• What the exercise asks:
In the comment section below, how many soldiers does the commenter Rob say are planned to be laid off from the Afghan army?

• Document segment:
- - - - - - -

soundoff (14 Responses)
  1. brown

    The American people need to hold their Congress responsible for losing the Aghan War.

    Keep on re-electing these fools!

    February 17, 2013 at 5:33 pm | Reply
  2. xyzthegreat

    i think the only solution to the moslem problem of the world is to sterilize them so that no more moslems are born to trouble the world. i do not see any other solution. For rational thought and Islam doe not go together.

    February 17, 2013 at 4:05 pm | Reply
  3. Rob

    Virtually every single soldier of the 122,000 they're planning to lay off from the Afghan army will wind up working for the Taliban – that's how it works in Afghanistan when poor people need to eat and support their families, they will just find work on the other side. So, my conclusion is that it is STUPID AS HELL to lay off any soldiers – better to pay them all than to fight them on the other side.

    February 17, 2013 at 12:04 pm | Reply
    • Joseph McCarthy

      It's the other way around, Rob. What is stupid is to pay these clowns to defend the right of the West to exploit Afghanistan's natural resources. In fact, we should have let the Communists win out back in the 1970's before the Russians intervened and that way Afghanistan would become a modern progressive state. The best thing to do now is to let the Taliban win and take Afghanistan back!

      February 17, 2013 at 2:48 pm | Reply
  4. travel

    I had been exceptionally impressed through the depth of data you chose to share listed here.
    Thanks for getting enough time to put in writing these types of an insightful and informative piece

    February 16, 2013 at 11:29 am | Reply
  5. Sophie

    Let's be really frank here. The Afghan soldiers will step up to the plate, this is their country, and they need to get in the habit of fighting for their country. Keeping it free from those who harm it's government. This is new and a permanent thing. Regardless if the U.S. is there or not. This is the end of depending on others to do it for them. We are very clear on this.

    February 15, 2013 at 11:27 pm | Reply
    • StanCalif

      It simply does not work this way! Afganistan is ruled by a very corrupt goverment. Karsai only cares about his relatives' opium business! We have no business supporting opium trading! Democracy??? This is a big joke! People vote how they are told to vote. What do Afgans know about democracy and rule of law? Nothing!
- - - - - - -
• Records shown:
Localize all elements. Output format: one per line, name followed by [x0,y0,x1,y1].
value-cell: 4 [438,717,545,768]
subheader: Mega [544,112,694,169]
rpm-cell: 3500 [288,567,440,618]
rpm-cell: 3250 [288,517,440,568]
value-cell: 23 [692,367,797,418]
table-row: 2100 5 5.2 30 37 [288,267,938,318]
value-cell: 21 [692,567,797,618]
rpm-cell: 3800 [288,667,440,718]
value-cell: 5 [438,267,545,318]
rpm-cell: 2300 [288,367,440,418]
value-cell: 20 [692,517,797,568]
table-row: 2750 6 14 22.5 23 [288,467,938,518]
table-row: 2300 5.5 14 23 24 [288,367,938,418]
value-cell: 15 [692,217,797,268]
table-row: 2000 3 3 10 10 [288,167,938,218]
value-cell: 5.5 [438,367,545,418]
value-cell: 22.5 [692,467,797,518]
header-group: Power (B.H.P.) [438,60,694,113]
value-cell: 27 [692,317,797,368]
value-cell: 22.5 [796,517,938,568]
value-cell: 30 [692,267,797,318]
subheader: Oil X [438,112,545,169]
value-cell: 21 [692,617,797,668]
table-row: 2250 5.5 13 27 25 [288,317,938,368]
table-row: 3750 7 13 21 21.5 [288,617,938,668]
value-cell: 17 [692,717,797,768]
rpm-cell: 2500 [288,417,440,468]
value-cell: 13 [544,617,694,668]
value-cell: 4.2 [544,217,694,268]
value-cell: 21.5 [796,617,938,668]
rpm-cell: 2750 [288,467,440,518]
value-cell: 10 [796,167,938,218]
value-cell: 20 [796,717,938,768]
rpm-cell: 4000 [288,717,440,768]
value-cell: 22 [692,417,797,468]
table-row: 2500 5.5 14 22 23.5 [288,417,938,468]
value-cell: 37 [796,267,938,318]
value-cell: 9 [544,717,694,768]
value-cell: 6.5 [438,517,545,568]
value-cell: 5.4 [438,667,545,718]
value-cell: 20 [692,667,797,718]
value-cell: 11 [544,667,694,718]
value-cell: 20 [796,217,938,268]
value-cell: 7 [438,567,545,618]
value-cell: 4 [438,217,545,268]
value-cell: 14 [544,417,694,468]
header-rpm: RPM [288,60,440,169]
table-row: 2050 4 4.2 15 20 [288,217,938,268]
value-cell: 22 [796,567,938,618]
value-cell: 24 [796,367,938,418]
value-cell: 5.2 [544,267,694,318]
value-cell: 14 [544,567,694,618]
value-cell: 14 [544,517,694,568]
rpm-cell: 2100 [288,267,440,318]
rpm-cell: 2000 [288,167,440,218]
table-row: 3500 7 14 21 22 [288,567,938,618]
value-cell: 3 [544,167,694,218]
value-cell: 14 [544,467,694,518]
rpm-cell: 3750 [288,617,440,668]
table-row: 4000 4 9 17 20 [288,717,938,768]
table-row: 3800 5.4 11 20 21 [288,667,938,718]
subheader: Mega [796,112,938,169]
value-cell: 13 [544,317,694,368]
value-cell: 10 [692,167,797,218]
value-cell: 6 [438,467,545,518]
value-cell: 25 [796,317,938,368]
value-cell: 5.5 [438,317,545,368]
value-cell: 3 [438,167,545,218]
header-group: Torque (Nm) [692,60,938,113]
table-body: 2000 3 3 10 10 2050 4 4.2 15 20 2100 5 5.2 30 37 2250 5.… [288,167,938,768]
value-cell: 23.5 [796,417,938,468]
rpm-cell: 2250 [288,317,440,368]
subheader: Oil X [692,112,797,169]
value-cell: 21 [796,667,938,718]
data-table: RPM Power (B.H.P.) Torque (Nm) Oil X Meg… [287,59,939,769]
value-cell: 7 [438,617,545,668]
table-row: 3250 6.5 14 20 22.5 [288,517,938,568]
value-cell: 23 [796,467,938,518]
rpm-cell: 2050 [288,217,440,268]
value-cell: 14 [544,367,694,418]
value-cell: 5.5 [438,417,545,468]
- - - - - - -
• Expected answer:
122,000